_GIVEN TASK_
Reproduce the listing below word for word, keeping every line and character unchanged.

_DATA TO USE_
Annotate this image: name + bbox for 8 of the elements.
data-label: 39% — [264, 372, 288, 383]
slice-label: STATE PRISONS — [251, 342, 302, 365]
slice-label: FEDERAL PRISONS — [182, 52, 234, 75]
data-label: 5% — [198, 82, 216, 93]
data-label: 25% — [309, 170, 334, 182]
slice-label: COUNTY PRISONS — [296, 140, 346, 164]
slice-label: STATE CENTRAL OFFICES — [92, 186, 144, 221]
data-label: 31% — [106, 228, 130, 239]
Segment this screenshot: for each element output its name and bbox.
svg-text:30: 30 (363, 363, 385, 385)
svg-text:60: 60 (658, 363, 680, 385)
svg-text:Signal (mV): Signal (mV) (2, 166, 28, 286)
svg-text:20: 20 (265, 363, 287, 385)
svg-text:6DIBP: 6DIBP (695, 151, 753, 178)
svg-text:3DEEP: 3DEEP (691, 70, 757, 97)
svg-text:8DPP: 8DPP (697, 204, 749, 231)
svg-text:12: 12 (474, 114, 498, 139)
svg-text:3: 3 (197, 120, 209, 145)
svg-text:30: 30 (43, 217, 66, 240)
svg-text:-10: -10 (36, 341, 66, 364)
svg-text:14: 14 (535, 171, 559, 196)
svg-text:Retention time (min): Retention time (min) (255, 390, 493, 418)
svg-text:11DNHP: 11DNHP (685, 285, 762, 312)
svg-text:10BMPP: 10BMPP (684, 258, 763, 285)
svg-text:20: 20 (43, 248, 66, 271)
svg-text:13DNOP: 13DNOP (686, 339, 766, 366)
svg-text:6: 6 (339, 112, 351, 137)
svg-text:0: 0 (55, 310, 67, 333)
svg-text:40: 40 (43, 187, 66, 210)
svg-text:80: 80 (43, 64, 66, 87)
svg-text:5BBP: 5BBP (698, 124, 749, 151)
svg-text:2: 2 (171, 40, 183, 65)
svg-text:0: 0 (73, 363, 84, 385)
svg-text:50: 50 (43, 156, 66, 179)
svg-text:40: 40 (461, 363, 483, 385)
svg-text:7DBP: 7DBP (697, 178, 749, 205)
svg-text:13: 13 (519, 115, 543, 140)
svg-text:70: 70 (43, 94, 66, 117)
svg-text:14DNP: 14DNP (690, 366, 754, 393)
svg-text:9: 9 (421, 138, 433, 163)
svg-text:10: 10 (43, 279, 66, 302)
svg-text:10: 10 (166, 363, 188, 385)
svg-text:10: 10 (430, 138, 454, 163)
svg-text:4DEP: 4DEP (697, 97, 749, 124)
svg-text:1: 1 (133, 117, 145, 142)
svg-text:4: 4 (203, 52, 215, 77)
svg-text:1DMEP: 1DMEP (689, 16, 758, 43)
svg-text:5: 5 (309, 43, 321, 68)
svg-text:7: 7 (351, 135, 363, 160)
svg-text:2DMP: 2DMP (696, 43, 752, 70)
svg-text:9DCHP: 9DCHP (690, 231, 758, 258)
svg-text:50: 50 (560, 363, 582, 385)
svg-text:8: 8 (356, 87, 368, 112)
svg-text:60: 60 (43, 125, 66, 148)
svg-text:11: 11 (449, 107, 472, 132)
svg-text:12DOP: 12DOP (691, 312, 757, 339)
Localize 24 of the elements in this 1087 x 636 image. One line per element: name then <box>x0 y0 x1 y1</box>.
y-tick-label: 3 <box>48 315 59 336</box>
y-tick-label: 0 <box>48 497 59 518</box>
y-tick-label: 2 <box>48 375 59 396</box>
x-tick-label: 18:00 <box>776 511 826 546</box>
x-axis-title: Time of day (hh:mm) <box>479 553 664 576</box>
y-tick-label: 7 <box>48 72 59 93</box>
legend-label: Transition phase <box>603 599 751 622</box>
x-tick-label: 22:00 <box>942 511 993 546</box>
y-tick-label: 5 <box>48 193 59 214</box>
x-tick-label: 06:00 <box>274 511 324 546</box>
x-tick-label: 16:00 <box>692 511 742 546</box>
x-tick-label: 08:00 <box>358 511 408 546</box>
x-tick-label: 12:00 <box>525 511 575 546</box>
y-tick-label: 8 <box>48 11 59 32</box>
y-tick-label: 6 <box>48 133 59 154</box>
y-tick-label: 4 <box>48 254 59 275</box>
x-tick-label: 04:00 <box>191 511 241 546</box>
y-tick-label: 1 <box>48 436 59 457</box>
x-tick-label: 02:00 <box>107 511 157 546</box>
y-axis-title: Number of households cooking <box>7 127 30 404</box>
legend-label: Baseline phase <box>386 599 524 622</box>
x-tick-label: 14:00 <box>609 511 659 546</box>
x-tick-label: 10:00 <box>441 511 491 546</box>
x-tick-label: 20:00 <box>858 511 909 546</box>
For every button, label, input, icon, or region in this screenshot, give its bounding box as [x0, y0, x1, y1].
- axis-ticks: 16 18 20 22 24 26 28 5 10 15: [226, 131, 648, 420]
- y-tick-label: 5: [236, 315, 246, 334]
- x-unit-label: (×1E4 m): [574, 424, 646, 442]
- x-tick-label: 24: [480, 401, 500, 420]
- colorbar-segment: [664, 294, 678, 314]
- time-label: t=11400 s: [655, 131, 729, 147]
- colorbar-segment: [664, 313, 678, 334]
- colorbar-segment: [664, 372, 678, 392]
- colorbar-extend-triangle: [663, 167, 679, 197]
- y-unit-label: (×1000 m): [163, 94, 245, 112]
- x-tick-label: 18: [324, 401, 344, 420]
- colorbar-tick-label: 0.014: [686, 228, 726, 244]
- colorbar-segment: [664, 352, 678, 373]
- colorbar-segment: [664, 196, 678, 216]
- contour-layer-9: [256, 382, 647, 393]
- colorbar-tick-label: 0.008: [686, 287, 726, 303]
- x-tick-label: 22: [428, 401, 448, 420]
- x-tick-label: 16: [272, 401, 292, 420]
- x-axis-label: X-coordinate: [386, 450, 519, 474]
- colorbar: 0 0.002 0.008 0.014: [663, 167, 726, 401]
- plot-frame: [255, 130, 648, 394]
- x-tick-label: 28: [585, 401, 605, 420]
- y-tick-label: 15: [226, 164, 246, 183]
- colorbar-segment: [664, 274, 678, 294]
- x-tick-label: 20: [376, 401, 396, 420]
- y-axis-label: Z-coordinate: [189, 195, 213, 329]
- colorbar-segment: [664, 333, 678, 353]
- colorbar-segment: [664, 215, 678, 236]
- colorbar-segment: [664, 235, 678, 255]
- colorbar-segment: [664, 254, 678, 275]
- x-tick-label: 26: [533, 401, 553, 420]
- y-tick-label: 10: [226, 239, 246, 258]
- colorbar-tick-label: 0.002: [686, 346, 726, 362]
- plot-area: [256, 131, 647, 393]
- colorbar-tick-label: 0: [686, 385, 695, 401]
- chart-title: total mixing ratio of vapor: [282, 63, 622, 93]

_WRITTEN RESPONSE_
Annotate this image: name + bbox for 8 of the elements.
data-label: 39% — [264, 372, 288, 383]
slice-label: STATE PRISONS — [251, 342, 302, 365]
slice-label: FEDERAL PRISONS — [182, 52, 234, 75]
data-label: 5% — [198, 82, 216, 93]
data-label: 25% — [309, 170, 334, 182]
slice-label: COUNTY PRISONS — [296, 140, 346, 164]
slice-label: STATE CENTRAL OFFICES — [92, 186, 144, 221]
data-label: 31% — [106, 228, 130, 239]
Segment this screenshot: for each element output its name and bbox.
svg-text:30: 30 (363, 363, 385, 385)
svg-text:60: 60 (658, 363, 680, 385)
svg-text:Signal (mV): Signal (mV) (2, 166, 28, 286)
svg-text:20: 20 (265, 363, 287, 385)
svg-text:6DIBP: 6DIBP (695, 151, 753, 178)
svg-text:3DEEP: 3DEEP (691, 70, 757, 97)
svg-text:8DPP: 8DPP (697, 204, 749, 231)
svg-text:12: 12 (474, 114, 498, 139)
svg-text:3: 3 (197, 120, 209, 145)
svg-text:30: 30 (43, 217, 66, 240)
svg-text:-10: -10 (36, 341, 66, 364)
svg-text:14: 14 (535, 171, 559, 196)
svg-text:Retention time (min): Retention time (min) (255, 390, 493, 418)
svg-text:11DNHP: 11DNHP (685, 285, 762, 312)
svg-text:10BMPP: 10BMPP (684, 258, 763, 285)
svg-text:20: 20 (43, 248, 66, 271)
svg-text:13DNOP: 13DNOP (686, 339, 766, 366)
svg-text:6: 6 (339, 112, 351, 137)
svg-text:0: 0 (55, 310, 67, 333)
svg-text:40: 40 (43, 187, 66, 210)
svg-text:80: 80 (43, 64, 66, 87)
svg-text:5BBP: 5BBP (698, 124, 749, 151)
svg-text:2: 2 (171, 40, 183, 65)
svg-text:0: 0 (73, 363, 84, 385)
svg-text:50: 50 (43, 156, 66, 179)
svg-text:40: 40 (461, 363, 483, 385)
svg-text:7DBP: 7DBP (697, 178, 749, 205)
svg-text:13: 13 (519, 115, 543, 140)
svg-text:70: 70 (43, 94, 66, 117)
svg-text:14DNP: 14DNP (690, 366, 754, 393)
svg-text:9: 9 (421, 138, 433, 163)
svg-text:10: 10 (43, 279, 66, 302)
svg-text:10: 10 (166, 363, 188, 385)
svg-text:10: 10 (430, 138, 454, 163)
svg-text:4DEP: 4DEP (697, 97, 749, 124)
svg-text:1: 1 (133, 117, 145, 142)
svg-text:4: 4 (203, 52, 215, 77)
svg-text:1DMEP: 1DMEP (689, 16, 758, 43)
svg-text:5: 5 (309, 43, 321, 68)
svg-text:7: 7 (351, 135, 363, 160)
svg-text:2DMP: 2DMP (696, 43, 752, 70)
svg-text:9DCHP: 9DCHP (690, 231, 758, 258)
svg-text:50: 50 (560, 363, 582, 385)
svg-text:8: 8 (356, 87, 368, 112)
svg-text:60: 60 (43, 125, 66, 148)
svg-text:11: 11 (449, 107, 472, 132)
svg-text:12DOP: 12DOP (691, 312, 757, 339)
Localize 24 of the elements in this 1087 x 636 image. One line per element: name then <box>x0 y0 x1 y1</box>.
y-tick-label: 3 <box>48 315 59 336</box>
y-tick-label: 0 <box>48 497 59 518</box>
y-tick-label: 2 <box>48 375 59 396</box>
x-tick-label: 18:00 <box>776 511 826 546</box>
x-axis-title: Time of day (hh:mm) <box>479 553 664 576</box>
y-tick-label: 7 <box>48 72 59 93</box>
legend-label: Transition phase <box>603 599 751 622</box>
x-tick-label: 22:00 <box>942 511 993 546</box>
y-tick-label: 5 <box>48 193 59 214</box>
x-tick-label: 06:00 <box>274 511 324 546</box>
x-tick-label: 16:00 <box>692 511 742 546</box>
x-tick-label: 08:00 <box>358 511 408 546</box>
x-tick-label: 12:00 <box>525 511 575 546</box>
y-tick-label: 8 <box>48 11 59 32</box>
y-tick-label: 6 <box>48 133 59 154</box>
y-tick-label: 4 <box>48 254 59 275</box>
x-tick-label: 04:00 <box>191 511 241 546</box>
y-tick-label: 1 <box>48 436 59 457</box>
x-tick-label: 02:00 <box>107 511 157 546</box>
y-axis-title: Number of households cooking <box>7 127 30 404</box>
legend-label: Baseline phase <box>386 599 524 622</box>
x-tick-label: 14:00 <box>609 511 659 546</box>
x-tick-label: 10:00 <box>441 511 491 546</box>
x-tick-label: 20:00 <box>858 511 909 546</box>
For every button, label, input, icon, or region in this screenshot, give its bounding box as [x0, y0, x1, y1].
- axis-ticks: 16 18 20 22 24 26 28 5 10 15: [226, 131, 648, 420]
- y-tick-label: 5: [236, 315, 246, 334]
- x-unit-label: (×1E4 m): [574, 424, 646, 442]
- x-tick-label: 24: [480, 401, 500, 420]
- colorbar-segment: [664, 294, 678, 314]
- time-label: t=11400 s: [655, 131, 729, 147]
- colorbar-segment: [664, 313, 678, 334]
- colorbar-segment: [664, 372, 678, 392]
- colorbar-extend-triangle: [663, 167, 679, 197]
- y-unit-label: (×1000 m): [163, 94, 245, 112]
- x-tick-label: 18: [324, 401, 344, 420]
- colorbar-tick-label: 0.014: [686, 228, 726, 244]
- colorbar-segment: [664, 352, 678, 373]
- colorbar-segment: [664, 196, 678, 216]
- contour-layer-9: [256, 382, 647, 393]
- colorbar-tick-label: 0.008: [686, 287, 726, 303]
- x-tick-label: 22: [428, 401, 448, 420]
- x-tick-label: 16: [272, 401, 292, 420]
- x-axis-label: X-coordinate: [386, 450, 519, 474]
- colorbar: 0 0.002 0.008 0.014: [663, 167, 726, 401]
- plot-frame: [255, 130, 648, 394]
- x-tick-label: 28: [585, 401, 605, 420]
- y-tick-label: 15: [226, 164, 246, 183]
- colorbar-segment: [664, 274, 678, 294]
- x-tick-label: 20: [376, 401, 396, 420]
- y-axis-label: Z-coordinate: [189, 195, 213, 329]
- colorbar-segment: [664, 333, 678, 353]
- colorbar-segment: [664, 215, 678, 236]
- colorbar-segment: [664, 235, 678, 255]
- colorbar-segment: [664, 254, 678, 275]
- x-tick-label: 26: [533, 401, 553, 420]
- y-tick-label: 10: [226, 239, 246, 258]
- colorbar-tick-label: 0.002: [686, 346, 726, 362]
- plot-area: [256, 131, 647, 393]
- colorbar-tick-label: 0: [686, 385, 695, 401]
- chart-title: total mixing ratio of vapor: [282, 63, 622, 93]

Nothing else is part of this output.